# ITM vs Deda vs 3T



## aluminum (May 6, 2011)

All of these companies are or were made in italy at one point and they all make stem,handlebar,seatpost components. which would you say makes the best quality products overal? or how about best bang for your buck?


----------



## pmt (Aug 4, 2009)

I have all three and don't find their stems or handlebars to be any better or worse than each other. All plenty stiff and well-manufactured.


----------



## FBinNY (Jan 24, 2009)

Each has it's fans, and of course detractors. All are good quality and comparable for the buck. Pick the one who offers the handlebar in your preferred bend, since that's what'll make the most important difference.


----------



## Ventruck (Mar 9, 2009)

ITM doesn't make seatposts in anything but 31.6, from what I understand. Bit of a letdown depending on what bike you have.

Realistically, I've only owned one 3T product - an ARX Team stem. It was more than good enough, but I wasn't diggin' the looks and needed a longer stem anyway (ended up with a Zipp). Now I'm taking it I need more drop as I can't get my shifter/hood angle right with the height I want. Deda is one of the only fancy brands, let alone of those 3, that have something with more than a -17 degree angle. I'm thinking about that....

In the end though, they're all reputable brands. I'd go full ITM if my frame was the right dimensions. If not, probably Deda because of the larger selection than 3T...although that could be a different story if I liked how 3T stuff looked.


----------



## dhtucker4 (Jul 7, 2004)

Only Deda has the option for its aluminum handlebars choosing between anatomic, classic shallow (Italian), or classic deep (Belgian). All of the above options are triple-butted and they are almost as light as carbon bars.


----------



## bigbill (Feb 15, 2005)

dhtucker4 said:


> Only Deda has the option for its aluminum handlebars choosing between anatomic, classic shallow (Italian), or classic deep (Belgian). All of the above options are triple-butted and they are almost as light as carbon bars.

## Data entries
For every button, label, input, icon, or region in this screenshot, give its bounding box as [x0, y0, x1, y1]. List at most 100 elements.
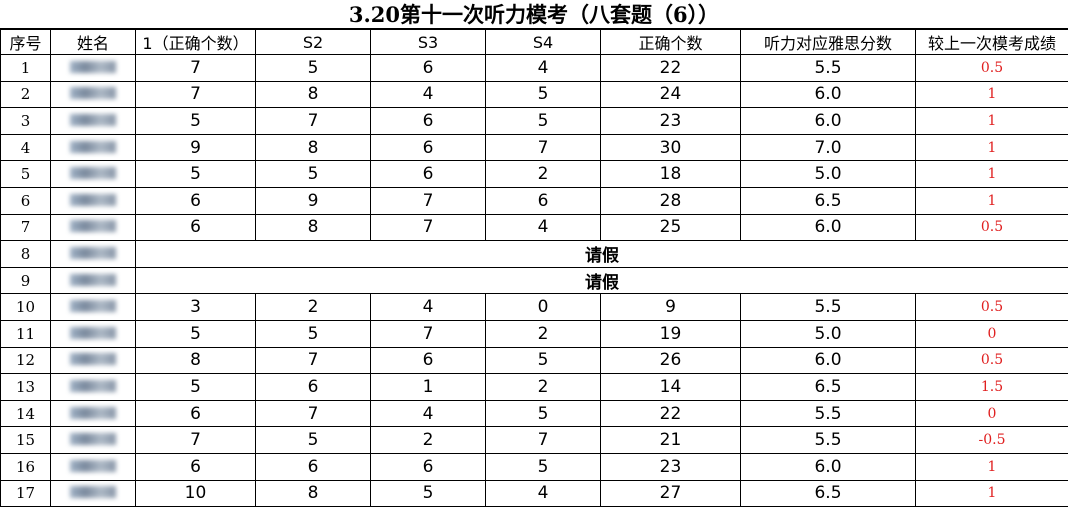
score-cell: 6: [371, 55, 486, 82]
score-cell: 7: [256, 347, 371, 374]
score-cell: 8: [256, 134, 371, 161]
score-cell: 6: [136, 187, 256, 214]
score-cell: 2: [256, 294, 371, 321]
score-cell: 10: [136, 480, 256, 507]
score-cell: 5.5: [741, 400, 916, 427]
score-cell: 5.5: [741, 294, 916, 321]
change-cell: 0.5: [916, 347, 1068, 374]
score-cell: 6.0: [741, 81, 916, 108]
row-number: 15: [1, 427, 51, 454]
blurred-name: [70, 87, 116, 99]
score-cell: 21: [601, 427, 741, 454]
score-cell: 7: [486, 427, 601, 454]
score-cell: 5.5: [741, 55, 916, 82]
row-number: 12: [1, 347, 51, 374]
score-cell: 6: [371, 347, 486, 374]
change-cell: 1: [916, 161, 1068, 188]
score-cell: 19: [601, 320, 741, 347]
header-cell: S2: [256, 30, 371, 55]
change-cell: 1: [916, 134, 1068, 161]
score-cell: 2: [371, 427, 486, 454]
score-cell: 2: [486, 320, 601, 347]
score-cell: 7: [136, 55, 256, 82]
score-cell: 4: [486, 214, 601, 241]
header-cell: S4: [486, 30, 601, 55]
score-cell: 6: [371, 134, 486, 161]
score-cell: 2: [486, 374, 601, 401]
score-cell: 24: [601, 81, 741, 108]
score-cell: 5: [256, 427, 371, 454]
score-cell: 7: [371, 214, 486, 241]
score-cell: 8: [256, 214, 371, 241]
score-cell: 6.5: [741, 480, 916, 507]
score-cell: 4: [371, 400, 486, 427]
score-cell: 7: [371, 320, 486, 347]
score-cell: 6: [371, 161, 486, 188]
name-cell: [51, 214, 136, 241]
header-cell: 序号: [1, 30, 51, 55]
name-cell: [51, 400, 136, 427]
score-cell: 7.0: [741, 134, 916, 161]
blurred-name: [70, 114, 116, 126]
score-cell: 7: [256, 108, 371, 135]
score-cell: 6: [256, 453, 371, 480]
score-cell: 4: [486, 480, 601, 507]
score-cell: 5.0: [741, 320, 916, 347]
score-cell: 5: [486, 400, 601, 427]
score-cell: 5: [371, 480, 486, 507]
score-cell: 7: [486, 134, 601, 161]
row-number: 16: [1, 453, 51, 480]
score-cell: 8: [256, 81, 371, 108]
score-cell: 6: [136, 453, 256, 480]
score-cell: 9: [601, 294, 741, 321]
name-cell: [51, 267, 136, 294]
row-number: 3: [1, 108, 51, 135]
score-cell: 14: [601, 374, 741, 401]
score-cell: 7: [371, 187, 486, 214]
header-cell: 1（正确个数）: [136, 30, 256, 55]
score-cell: 5: [256, 161, 371, 188]
score-cell: 5.5: [741, 427, 916, 454]
change-cell: 1: [916, 480, 1068, 507]
blurred-name: [70, 194, 116, 206]
row-number: 1: [1, 55, 51, 82]
score-cell: 27: [601, 480, 741, 507]
blurred-name: [70, 460, 116, 472]
row-number: 7: [1, 214, 51, 241]
score-cell: 1: [371, 374, 486, 401]
score-cell: 30: [601, 134, 741, 161]
data-row: 9 请假: [1, 267, 1068, 294]
score-cell: 9: [256, 187, 371, 214]
score-cell: 6.5: [741, 187, 916, 214]
header-cell: 听力对应雅思分数: [741, 30, 916, 55]
row-number: 9: [1, 267, 51, 294]
row-number: 17: [1, 480, 51, 507]
row-number: 8: [1, 241, 51, 268]
score-cell: 5: [136, 320, 256, 347]
score-cell: 0: [486, 294, 601, 321]
score-cell: 6: [486, 187, 601, 214]
score-cell: 23: [601, 108, 741, 135]
blurred-name: [70, 274, 116, 286]
blurred-name: [70, 380, 116, 392]
score-cell: 22: [601, 55, 741, 82]
score-cell: 5: [486, 347, 601, 374]
header-cell: S3: [371, 30, 486, 55]
score-cell: 3: [136, 294, 256, 321]
blurred-name: [70, 300, 116, 312]
leave-cell: 请假: [136, 267, 1068, 294]
header-cell: 较上一次模考成绩: [916, 30, 1068, 55]
name-cell: [51, 108, 136, 135]
score-cell: 6: [136, 214, 256, 241]
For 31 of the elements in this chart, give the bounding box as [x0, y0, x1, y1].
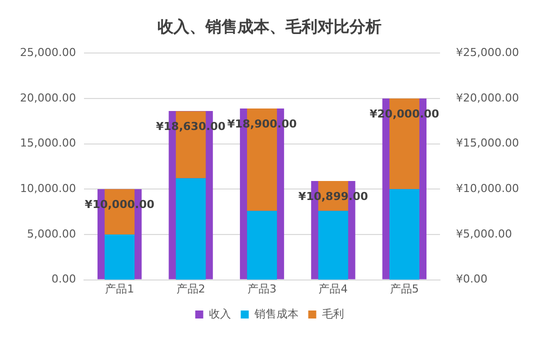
legend-label: 收入	[208, 307, 231, 320]
legend-label: 销售成本	[253, 307, 298, 320]
y-tick-label: 0.00	[51, 272, 76, 286]
x-tick-label: 产品1	[105, 282, 134, 296]
y2-tick-label: ¥25,000.00	[456, 46, 520, 60]
chart-title: 收入、销售成本、毛利对比分析	[158, 16, 382, 36]
data-label: ¥10,000.00	[84, 198, 155, 212]
bar	[104, 234, 135, 280]
x-tick-label: 产品2	[176, 282, 206, 296]
bar	[176, 178, 206, 280]
x-tick-label: 产品5	[390, 282, 419, 296]
bar	[389, 189, 420, 280]
y-tick-label: 15,000.00	[20, 136, 76, 150]
y2-tick-label: ¥0.00	[456, 272, 488, 286]
legend-label: 毛利	[322, 307, 344, 320]
y2-tick-label: ¥5,000.00	[456, 227, 512, 240]
y2-tick-label: ¥20,000.00	[456, 91, 520, 104]
data-label: ¥18,900.00	[227, 117, 298, 130]
y-tick-label: 5,000.00	[27, 227, 76, 240]
x-tick-label: 产品3	[248, 282, 276, 296]
y-tick-label: 25,000.00	[20, 46, 76, 60]
y2-tick-label: ¥10,000.00	[456, 182, 520, 196]
data-label: ¥10,899.00	[298, 190, 368, 203]
y-tick-label: 20,000.00	[20, 91, 76, 104]
x-tick-label: 产品4	[318, 282, 348, 296]
data-label: ¥18,630.00	[156, 120, 226, 133]
bar	[247, 210, 277, 280]
bar	[318, 210, 348, 280]
data-label: ¥20,000.00	[370, 107, 440, 120]
y2-tick-label: ¥15,000.00	[456, 136, 520, 150]
y-tick-label: 10,000.00	[20, 182, 76, 196]
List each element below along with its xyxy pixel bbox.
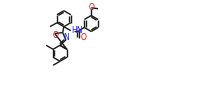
- Text: O: O: [80, 33, 86, 42]
- Text: O: O: [52, 31, 58, 40]
- Text: HN: HN: [71, 26, 82, 35]
- Text: N: N: [63, 33, 68, 42]
- Text: O: O: [88, 3, 94, 12]
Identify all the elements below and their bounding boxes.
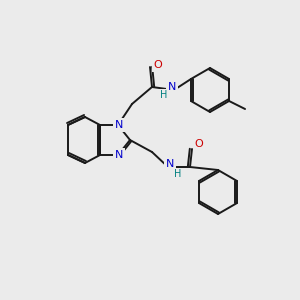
Text: N: N — [115, 150, 123, 160]
Text: H: H — [160, 90, 168, 100]
Text: N: N — [115, 120, 123, 130]
Text: H: H — [174, 169, 182, 179]
Text: O: O — [195, 139, 203, 149]
Text: N: N — [168, 82, 176, 92]
Text: O: O — [154, 60, 162, 70]
Text: N: N — [166, 159, 174, 169]
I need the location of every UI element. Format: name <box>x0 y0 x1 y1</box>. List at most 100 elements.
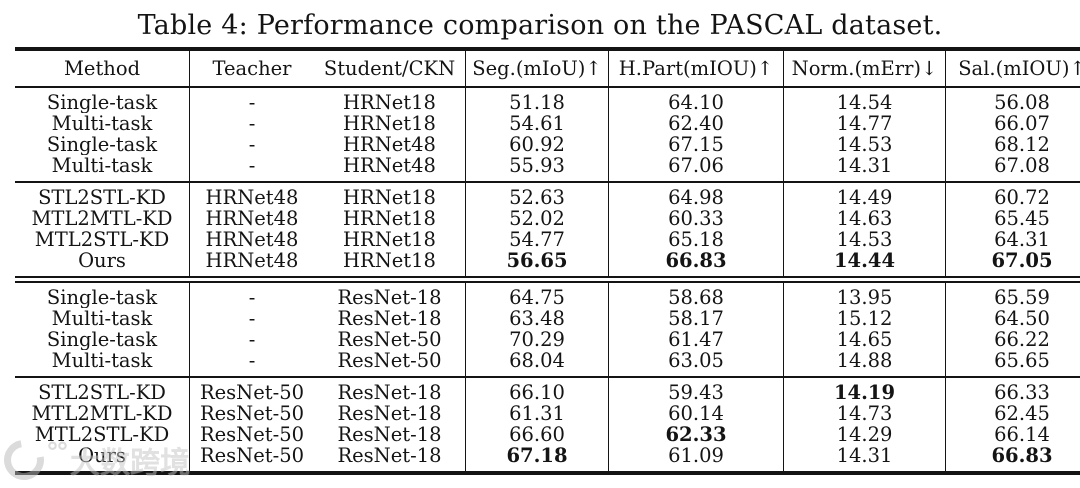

## Tasks for this exercise
**a)** In the forum thread about ITM, Deda, and 3T, which brand offers its aluminum handlebars in anatomic, classic shallow, or classic deep bends?
**b)** Rewrite the data entries from the line containing "Text: N: N — [115, 150, 123, 160]" through the end of the data entries, replacing "Text" with "Label" and leaving everything else unchanged. Leave the pictures out of your answer.

## Responses to the tasks
**a)** Deda

**b)**
Label: N: N — [115, 150, 123, 160]
Label: H: H — [160, 90, 168, 100]
Label: N: N — [115, 120, 123, 130]
Label: H: H — [174, 169, 182, 179]
Label: O: O — [195, 139, 203, 149]
Label: N: N — [168, 82, 176, 92]
Label: O: O — [154, 60, 162, 70]
Label: N: N — [166, 159, 174, 169]
I need the location of every UI element. Format: name <box>x0 y0 x1 y1</box>. List at most 100 elements.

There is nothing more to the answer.